● Description of the task
Each line containing the word "溶剂的化学式为" needs to be copied.

● Entries taken from a collection
[start]
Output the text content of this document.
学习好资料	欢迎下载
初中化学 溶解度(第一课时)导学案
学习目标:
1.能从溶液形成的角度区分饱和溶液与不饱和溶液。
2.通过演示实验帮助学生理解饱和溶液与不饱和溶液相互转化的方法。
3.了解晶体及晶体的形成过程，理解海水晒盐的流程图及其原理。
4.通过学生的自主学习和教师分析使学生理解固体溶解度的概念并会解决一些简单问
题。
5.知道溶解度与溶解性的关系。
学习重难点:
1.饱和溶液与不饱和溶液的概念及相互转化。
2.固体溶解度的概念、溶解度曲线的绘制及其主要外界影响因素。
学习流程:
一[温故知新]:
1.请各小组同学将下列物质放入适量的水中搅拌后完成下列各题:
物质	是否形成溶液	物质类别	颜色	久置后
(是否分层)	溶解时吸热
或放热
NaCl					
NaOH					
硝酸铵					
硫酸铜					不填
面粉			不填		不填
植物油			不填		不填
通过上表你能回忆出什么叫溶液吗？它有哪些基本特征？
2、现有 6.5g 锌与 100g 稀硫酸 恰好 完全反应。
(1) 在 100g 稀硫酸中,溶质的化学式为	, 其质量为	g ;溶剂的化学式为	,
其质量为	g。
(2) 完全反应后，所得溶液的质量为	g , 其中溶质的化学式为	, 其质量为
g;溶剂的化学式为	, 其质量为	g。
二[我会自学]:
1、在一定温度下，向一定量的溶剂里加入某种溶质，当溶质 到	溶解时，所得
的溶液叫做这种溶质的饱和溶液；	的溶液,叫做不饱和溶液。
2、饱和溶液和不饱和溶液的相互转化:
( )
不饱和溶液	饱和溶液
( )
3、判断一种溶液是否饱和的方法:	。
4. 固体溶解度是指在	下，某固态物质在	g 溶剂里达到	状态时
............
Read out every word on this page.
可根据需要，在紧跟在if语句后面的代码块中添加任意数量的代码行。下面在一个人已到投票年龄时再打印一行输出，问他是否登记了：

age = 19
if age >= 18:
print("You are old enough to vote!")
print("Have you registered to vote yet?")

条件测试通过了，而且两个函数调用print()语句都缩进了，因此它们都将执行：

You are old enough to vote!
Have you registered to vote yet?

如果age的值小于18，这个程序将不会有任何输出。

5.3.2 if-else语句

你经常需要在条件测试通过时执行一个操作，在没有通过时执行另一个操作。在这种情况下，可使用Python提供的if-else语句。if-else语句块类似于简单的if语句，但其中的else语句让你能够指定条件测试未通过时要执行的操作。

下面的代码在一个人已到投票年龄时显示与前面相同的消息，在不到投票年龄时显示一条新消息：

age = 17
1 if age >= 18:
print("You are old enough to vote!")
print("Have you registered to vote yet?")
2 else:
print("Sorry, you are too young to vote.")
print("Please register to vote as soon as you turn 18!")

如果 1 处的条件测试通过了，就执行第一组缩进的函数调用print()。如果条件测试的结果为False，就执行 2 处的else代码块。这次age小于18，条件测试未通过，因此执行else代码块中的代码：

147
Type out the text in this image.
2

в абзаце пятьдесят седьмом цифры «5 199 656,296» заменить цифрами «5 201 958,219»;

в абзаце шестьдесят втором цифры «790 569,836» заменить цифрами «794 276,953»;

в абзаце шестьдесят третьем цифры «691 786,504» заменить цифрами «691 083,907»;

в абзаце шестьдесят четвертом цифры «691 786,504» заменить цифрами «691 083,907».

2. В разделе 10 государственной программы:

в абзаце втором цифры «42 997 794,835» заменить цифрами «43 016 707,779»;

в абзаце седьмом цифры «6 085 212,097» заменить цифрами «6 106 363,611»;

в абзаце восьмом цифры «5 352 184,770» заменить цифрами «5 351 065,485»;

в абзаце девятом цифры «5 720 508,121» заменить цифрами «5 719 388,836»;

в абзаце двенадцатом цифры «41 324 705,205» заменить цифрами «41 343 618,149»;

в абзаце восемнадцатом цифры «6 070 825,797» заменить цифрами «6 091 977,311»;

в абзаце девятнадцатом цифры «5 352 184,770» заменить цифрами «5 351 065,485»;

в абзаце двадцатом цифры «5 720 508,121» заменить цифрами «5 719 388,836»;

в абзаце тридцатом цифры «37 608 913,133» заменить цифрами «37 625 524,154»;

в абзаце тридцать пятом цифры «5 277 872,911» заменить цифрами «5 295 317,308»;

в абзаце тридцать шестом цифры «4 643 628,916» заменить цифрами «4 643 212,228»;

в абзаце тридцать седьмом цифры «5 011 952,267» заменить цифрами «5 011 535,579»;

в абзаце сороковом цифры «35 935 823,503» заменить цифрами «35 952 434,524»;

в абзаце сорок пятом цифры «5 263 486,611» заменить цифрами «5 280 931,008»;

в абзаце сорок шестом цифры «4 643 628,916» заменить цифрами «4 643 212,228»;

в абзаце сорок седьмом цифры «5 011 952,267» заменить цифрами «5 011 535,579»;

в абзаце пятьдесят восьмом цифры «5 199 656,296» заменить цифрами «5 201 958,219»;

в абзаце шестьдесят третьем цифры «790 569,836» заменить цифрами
[end]
● Task output
(1) 在 100g 稀硫酸中,溶质的化学式为	, 其质量为	g ;溶剂的化学式为	,
g;溶剂的化学式为	, 其质量为	g。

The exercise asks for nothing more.